[WORK TO BE COMPLETED] Copy out all the entries exactly.

======== MATERIAL SHOWN

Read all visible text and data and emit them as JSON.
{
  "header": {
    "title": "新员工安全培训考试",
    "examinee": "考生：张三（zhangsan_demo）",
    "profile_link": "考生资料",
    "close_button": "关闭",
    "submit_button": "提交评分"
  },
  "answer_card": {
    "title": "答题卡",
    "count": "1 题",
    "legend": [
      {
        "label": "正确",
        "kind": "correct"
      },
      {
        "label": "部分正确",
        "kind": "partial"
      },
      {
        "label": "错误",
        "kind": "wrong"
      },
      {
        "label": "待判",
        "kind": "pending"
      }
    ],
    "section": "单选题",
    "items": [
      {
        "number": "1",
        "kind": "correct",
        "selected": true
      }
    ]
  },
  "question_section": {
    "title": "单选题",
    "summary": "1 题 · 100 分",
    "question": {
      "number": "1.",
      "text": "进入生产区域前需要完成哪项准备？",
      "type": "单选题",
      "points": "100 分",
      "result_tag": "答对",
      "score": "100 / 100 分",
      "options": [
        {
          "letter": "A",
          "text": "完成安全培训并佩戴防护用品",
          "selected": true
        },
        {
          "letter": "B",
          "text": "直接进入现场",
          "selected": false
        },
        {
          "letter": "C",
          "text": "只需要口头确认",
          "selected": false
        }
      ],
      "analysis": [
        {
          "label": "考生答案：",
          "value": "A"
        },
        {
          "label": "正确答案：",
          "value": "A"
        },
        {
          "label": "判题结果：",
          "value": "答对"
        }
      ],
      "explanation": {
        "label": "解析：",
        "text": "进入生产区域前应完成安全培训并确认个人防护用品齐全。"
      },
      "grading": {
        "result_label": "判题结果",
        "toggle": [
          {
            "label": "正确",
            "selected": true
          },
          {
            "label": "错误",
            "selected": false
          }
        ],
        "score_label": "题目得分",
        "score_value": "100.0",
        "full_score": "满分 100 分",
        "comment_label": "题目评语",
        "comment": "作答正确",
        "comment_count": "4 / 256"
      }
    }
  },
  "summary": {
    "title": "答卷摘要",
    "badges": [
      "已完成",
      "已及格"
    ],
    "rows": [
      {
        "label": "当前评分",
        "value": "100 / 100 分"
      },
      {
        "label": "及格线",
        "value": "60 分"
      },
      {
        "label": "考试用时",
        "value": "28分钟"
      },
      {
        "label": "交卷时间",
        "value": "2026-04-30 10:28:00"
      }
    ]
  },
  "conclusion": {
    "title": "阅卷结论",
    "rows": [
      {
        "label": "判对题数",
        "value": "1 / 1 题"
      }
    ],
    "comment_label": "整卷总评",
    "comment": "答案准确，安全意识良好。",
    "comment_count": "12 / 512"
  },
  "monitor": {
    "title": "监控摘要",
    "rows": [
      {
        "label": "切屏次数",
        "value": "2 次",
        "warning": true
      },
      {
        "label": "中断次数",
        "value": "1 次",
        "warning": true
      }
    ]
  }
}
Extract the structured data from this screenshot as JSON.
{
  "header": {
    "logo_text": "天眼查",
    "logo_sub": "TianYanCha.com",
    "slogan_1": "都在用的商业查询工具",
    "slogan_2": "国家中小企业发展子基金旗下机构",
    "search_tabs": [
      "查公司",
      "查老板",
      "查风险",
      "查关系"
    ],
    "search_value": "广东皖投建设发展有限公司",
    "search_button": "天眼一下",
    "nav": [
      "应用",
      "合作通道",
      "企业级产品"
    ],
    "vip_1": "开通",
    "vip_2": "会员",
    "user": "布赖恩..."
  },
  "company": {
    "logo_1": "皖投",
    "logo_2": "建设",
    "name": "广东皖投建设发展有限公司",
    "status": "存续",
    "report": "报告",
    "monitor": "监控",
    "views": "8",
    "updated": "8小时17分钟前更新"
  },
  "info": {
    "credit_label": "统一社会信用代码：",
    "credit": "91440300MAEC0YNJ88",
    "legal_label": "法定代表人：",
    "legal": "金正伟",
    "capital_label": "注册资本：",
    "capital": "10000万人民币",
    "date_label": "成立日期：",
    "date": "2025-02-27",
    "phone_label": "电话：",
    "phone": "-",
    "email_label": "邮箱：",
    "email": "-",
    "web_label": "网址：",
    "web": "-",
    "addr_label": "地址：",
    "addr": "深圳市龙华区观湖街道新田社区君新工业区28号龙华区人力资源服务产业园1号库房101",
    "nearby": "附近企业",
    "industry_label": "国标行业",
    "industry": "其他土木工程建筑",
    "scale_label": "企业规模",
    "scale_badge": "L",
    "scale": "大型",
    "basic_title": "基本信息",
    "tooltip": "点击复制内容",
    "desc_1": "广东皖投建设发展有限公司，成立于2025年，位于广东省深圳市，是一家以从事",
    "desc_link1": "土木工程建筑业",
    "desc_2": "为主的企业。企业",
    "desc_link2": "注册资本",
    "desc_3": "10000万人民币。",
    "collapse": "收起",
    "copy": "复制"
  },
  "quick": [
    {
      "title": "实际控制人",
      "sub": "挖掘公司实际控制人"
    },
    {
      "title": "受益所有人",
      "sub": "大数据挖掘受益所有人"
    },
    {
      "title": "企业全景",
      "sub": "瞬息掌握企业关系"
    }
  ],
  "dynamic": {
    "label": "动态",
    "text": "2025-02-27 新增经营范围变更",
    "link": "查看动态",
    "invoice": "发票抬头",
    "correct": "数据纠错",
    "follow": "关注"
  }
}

================

[EXERCISE RESULT]
Read all visible text and data and emit them as JSON.
{
  "header": {
    "title": "新员工安全培训考试",
    "examinee": "考生：张三（zhangsan_demo）",
    "profile_link": "考生资料",
    "close_button": "关闭",
    "submit_button": "提交评分"
  },
  "answer_card": {
    "title": "答题卡",
    "count": "1 题",
    "legend": [
      {
        "label": "正确",
        "kind": "correct"
      },
      {
        "label": "部分正确",
        "kind": "partial"
      },
      {
        "label": "错误",
        "kind": "wrong"
      },
      {
        "label": "待判",
        "kind": "pending"
      }
    ],
    "section": "单选题",
    "items": [
      {
        "number": "1",
        "kind": "correct",
        "selected": true
      }
    ]
  },
  "question_section": {
    "title": "单选题",
    "summary": "1 题 · 100 分",
    "question": {
      "number": "1.",
      "text": "进入生产区域前需要完成哪项准备？",
      "type": "单选题",
      "points": "100 分",
      "result_tag": "答对",
      "score": "100 / 100 分",
      "options": [
        {
          "letter": "A",
          "text": "完成安全培训并佩戴防护用品",
          "selected": true
        },
        {
          "letter": "B",
          "text": "直接进入现场",
          "selected": false
        },
        {
          "letter": "C",
          "text": "只需要口头确认",
          "selected": false
        }
      ],
      "analysis": [
        {
          "label": "考生答案：",
          "value": "A"
        },
        {
          "label": "正确答案：",
          "value": "A"
        },
        {
          "label": "判题结果：",
          "value": "答对"
        }
      ],
      "explanation": {
        "label": "解析：",
        "text": "进入生产区域前应完成安全培训并确认个人防护用品齐全。"
      },
      "grading": {
        "result_label": "判题结果",
        "toggle": [
          {
            "label": "正确",
            "selected": true
          },
          {
            "label": "错误",
            "selected": false
          }
        ],
        "score_label": "题目得分",
        "score_value": "100.0",
        "full_score": "满分 100 分",
        "comment_label": "题目评语",
        "comment": "作答正确",
        "comment_count": "4 / 256"
      }
    }
  },
  "summary": {
    "title": "答卷摘要",
    "badges": [
      "已完成",
      "已及格"
    ],
    "rows": [
      {
        "label": "当前评分",
        "value": "100 / 100 分"
      },
      {
        "label": "及格线",
        "value": "60 分"
      },
      {
        "label": "考试用时",
        "value": "28分钟"
      },
      {
        "label": "交卷时间",
        "value": "2026-04-30 10:28:00"
      }
    ]
  },
  "conclusion": {
    "title": "阅卷结论",
    "rows": [
      {
        "label": "判对题数",
        "value": "1 / 1 题"
      }
    ],
    "comment_label": "整卷总评",
    "comment": "答案准确，安全意识良好。",
    "comment_count": "12 / 512"
  },
  "monitor": {
    "title": "监控摘要",
    "rows": [
      {
        "label": "切屏次数",
        "value": "2 次",
        "warning": true
      },
      {
        "label": "中断次数",
        "value": "1 次",
        "warning": true
      }
    ]
  }
}
Extract the structured data from this screenshot as JSON.
{
  "header": {
    "logo_text": "天眼查",
    "logo_sub": "TianYanCha.com",
    "slogan_1": "都在用的商业查询工具",
    "slogan_2": "国家中小企业发展子基金旗下机构",
    "search_tabs": [
      "查公司",
      "查老板",
      "查风险",
      "查关系"
    ],
    "search_value": "广东皖投建设发展有限公司",
    "search_button": "天眼一下",
    "nav": [
      "应用",
      "合作通道",
      "企业级产品"
    ],
    "vip_1": "开通",
    "vip_2": "会员",
    "user": "布赖恩..."
  },
  "company": {
    "logo_1": "皖投",
    "logo_2": "建设",
    "name": "广东皖投建设发展有限公司",
    "status": "存续",
    "report": "报告",
    "monitor": "监控",
    "views": "8",
    "updated": "8小时17分钟前更新"
  },
  "info": {
    "credit_label": "统一社会信用代码：",
    "credit": "91440300MAEC0YNJ88",
    "legal_label": "法定代表人：",
    "legal": "金正伟",
    "capital_label": "注册资本：",
    "capital": "10000万人民币",
    "date_label": "成立日期：",
    "date": "2025-02-27",
    "phone_label": "电话：",
    "phone": "-",
    "email_label": "邮箱：",
    "email": "-",
    "web_label": "网址：",
    "web": "-",
    "addr_label": "地址：",
    "addr": "深圳市龙华区观湖街道新田社区君新工业区28号龙华区人力资源服务产业园1号库房101",
    "nearby": "附近企业",
    "industry_label": "国标行业",
    "industry": "其他土木工程建筑",
    "scale_label": "企业规模",
    "scale_badge": "L",
    "scale": "大型",
    "basic_title": "基本信息",
    "tooltip": "点击复制内容",
    "desc_1": "广东皖投建设发展有限公司，成立于2025年，位于广东省深圳市，是一家以从事",
    "desc_link1": "土木工程建筑业",
    "desc_2": "为主的企业。企业",
    "desc_link2": "注册资本",
    "desc_3": "10000万人民币。",
    "collapse": "收起",
    "copy": "复制"
  },
  "quick": [
    {
      "title": "实际控制人",
      "sub": "挖掘公司实际控制人"
    },
    {
      "title": "受益所有人",
      "sub": "大数据挖掘受益所有人"
    },
    {
      "title": "企业全景",
      "sub": "瞬息掌握企业关系"
    }
  ],
  "dynamic": {
    "label": "动态",
    "text": "2025-02-27 新增经营范围变更",
    "link": "查看动态",
    "invoice": "发票抬头",
    "correct": "数据纠错",
    "follow": "关注"
  }
}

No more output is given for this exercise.